▶ _Given instruction_: Repeat precisely, and only, the lines between the line containing "Read all visible content and emit it as JSON." and the end of the listing below, both ends included.

▶ _Provided records_:
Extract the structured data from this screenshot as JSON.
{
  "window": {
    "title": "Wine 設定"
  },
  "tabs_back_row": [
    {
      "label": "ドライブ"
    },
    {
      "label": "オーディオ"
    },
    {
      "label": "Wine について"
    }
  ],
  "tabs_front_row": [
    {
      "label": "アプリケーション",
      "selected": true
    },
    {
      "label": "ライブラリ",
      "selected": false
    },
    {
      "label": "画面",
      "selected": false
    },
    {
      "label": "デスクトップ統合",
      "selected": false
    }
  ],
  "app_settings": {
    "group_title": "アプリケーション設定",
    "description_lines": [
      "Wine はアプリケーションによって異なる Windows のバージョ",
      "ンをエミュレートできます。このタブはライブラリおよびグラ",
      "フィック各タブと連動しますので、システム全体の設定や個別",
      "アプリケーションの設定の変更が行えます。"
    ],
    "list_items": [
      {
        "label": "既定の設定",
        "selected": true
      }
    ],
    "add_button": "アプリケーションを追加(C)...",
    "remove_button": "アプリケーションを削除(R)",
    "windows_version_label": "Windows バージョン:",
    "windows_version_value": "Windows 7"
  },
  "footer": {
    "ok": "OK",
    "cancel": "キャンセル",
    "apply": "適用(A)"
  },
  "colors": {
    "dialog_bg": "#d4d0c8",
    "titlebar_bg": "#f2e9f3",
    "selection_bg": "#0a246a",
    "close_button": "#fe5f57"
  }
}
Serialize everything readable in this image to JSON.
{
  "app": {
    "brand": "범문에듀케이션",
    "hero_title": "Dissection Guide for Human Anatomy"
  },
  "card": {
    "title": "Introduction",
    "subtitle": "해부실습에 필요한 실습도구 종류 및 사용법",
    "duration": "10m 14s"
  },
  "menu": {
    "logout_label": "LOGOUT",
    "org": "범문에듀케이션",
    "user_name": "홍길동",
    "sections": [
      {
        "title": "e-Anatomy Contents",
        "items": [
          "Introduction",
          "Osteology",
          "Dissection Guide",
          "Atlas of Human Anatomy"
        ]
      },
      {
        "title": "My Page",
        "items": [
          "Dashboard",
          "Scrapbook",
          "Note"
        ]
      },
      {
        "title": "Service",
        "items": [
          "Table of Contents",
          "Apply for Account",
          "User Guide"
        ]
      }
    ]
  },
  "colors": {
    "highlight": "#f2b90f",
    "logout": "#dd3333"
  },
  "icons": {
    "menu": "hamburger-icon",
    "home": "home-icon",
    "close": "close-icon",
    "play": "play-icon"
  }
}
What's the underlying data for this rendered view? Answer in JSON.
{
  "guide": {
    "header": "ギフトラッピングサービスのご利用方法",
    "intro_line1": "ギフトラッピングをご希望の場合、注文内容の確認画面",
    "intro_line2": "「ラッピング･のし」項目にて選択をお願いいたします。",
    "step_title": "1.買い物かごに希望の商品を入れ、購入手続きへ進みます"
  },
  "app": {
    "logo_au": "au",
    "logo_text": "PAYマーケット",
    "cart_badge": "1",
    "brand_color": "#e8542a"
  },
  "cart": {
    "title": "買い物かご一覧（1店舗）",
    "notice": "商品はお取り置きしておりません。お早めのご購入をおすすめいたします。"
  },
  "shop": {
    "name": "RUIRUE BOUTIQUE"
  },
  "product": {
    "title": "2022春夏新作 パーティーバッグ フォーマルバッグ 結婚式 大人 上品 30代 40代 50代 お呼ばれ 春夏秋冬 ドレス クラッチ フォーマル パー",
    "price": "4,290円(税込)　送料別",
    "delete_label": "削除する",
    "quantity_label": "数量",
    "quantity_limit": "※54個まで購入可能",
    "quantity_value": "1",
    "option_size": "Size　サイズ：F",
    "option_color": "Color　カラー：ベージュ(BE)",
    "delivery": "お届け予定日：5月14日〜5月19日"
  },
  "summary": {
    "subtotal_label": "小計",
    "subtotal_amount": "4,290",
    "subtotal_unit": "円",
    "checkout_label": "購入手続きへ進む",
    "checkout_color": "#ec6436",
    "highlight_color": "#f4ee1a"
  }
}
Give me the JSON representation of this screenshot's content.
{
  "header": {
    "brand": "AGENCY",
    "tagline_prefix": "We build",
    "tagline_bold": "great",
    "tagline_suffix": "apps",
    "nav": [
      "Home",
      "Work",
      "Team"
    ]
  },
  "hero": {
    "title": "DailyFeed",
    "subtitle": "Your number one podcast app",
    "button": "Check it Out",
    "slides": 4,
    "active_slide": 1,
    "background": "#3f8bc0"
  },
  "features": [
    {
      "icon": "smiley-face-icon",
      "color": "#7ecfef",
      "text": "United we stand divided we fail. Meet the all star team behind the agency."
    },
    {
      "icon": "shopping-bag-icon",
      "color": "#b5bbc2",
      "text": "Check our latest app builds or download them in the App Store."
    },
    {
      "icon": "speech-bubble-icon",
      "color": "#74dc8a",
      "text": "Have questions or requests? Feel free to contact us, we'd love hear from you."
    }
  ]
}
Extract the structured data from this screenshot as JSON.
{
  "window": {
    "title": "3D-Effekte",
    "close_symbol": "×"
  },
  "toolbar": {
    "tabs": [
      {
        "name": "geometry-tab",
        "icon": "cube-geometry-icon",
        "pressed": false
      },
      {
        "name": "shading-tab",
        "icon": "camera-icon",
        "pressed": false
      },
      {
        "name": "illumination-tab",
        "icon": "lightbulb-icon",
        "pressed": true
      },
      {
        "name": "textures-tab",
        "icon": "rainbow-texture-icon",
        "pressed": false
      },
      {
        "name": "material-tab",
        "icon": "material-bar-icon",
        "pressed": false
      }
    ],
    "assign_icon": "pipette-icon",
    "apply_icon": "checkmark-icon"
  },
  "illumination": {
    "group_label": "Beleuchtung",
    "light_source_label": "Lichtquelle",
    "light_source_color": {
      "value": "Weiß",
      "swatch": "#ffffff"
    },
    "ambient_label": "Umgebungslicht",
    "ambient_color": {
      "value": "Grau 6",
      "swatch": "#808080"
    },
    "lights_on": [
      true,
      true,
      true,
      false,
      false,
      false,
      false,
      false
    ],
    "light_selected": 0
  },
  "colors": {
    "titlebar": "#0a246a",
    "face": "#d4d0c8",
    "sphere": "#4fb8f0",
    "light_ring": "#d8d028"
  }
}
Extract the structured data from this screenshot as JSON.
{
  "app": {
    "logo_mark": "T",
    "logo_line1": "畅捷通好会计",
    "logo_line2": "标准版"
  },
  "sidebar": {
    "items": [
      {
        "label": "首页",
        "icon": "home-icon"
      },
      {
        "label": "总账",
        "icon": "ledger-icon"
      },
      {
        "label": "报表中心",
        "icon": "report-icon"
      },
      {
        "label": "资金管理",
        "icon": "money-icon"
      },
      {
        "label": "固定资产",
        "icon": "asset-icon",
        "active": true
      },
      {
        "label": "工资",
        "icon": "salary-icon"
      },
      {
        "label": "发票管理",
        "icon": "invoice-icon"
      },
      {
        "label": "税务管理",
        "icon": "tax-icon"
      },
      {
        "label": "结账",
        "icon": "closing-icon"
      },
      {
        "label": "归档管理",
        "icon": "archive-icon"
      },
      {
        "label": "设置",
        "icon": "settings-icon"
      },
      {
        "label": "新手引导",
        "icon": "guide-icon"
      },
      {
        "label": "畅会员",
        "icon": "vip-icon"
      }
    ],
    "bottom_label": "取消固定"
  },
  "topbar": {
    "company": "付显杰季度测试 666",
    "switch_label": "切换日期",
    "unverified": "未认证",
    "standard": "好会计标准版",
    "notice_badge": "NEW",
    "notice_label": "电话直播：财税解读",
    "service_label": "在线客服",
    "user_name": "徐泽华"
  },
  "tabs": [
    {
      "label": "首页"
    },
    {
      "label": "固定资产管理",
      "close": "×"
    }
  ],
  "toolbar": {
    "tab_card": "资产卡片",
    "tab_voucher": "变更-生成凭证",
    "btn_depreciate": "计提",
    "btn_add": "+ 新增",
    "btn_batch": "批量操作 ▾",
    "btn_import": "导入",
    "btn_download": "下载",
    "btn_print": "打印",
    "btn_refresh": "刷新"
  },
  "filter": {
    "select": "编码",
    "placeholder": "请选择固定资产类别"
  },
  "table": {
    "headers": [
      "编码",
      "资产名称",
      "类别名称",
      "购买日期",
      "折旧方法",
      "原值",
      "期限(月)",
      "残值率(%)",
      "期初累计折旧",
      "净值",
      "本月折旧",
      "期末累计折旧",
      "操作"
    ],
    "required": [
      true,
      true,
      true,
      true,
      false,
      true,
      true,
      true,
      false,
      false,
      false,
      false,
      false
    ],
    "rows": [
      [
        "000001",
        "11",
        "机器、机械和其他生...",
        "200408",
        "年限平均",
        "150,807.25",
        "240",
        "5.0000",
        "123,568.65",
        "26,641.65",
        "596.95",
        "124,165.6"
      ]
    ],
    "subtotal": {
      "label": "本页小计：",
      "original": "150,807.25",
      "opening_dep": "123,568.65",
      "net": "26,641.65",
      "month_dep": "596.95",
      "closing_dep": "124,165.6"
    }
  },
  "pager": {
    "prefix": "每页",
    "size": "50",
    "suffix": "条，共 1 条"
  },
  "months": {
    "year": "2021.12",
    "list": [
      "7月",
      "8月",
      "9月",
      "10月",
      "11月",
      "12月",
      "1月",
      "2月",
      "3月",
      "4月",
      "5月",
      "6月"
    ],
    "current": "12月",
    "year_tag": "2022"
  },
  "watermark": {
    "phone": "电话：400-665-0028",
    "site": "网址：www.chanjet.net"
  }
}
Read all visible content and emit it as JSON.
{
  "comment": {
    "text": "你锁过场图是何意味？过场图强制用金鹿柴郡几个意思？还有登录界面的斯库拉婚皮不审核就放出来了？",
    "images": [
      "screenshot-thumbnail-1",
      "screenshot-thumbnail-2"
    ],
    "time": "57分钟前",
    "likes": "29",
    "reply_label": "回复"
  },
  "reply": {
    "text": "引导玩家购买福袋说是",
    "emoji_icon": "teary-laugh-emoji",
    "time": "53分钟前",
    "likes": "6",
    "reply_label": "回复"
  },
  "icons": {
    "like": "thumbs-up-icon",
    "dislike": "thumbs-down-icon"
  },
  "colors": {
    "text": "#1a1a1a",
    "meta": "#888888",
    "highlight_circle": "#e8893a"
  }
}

▶ _Reply to the task_:
Read all visible content and emit it as JSON.
{
  "comment": {
    "text": "你锁过场图是何意味？过场图强制用金鹿柴郡几个意思？还有登录界面的斯库拉婚皮不审核就放出来了？",
    "images": [
      "screenshot-thumbnail-1",
      "screenshot-thumbnail-2"
    ],
    "time": "57分钟前",
    "likes": "29",
    "reply_label": "回复"
  },
  "reply": {
    "text": "引导玩家购买福袋说是",
    "emoji_icon": "teary-laugh-emoji",
    "time": "53分钟前",
    "likes": "6",
    "reply_label": "回复"
  },
  "icons": {
    "like": "thumbs-up-icon",
    "dislike": "thumbs-down-icon"
  },
  "colors": {
    "text": "#1a1a1a",
    "meta": "#888888",
    "highlight_circle": "#e8893a"
  }
}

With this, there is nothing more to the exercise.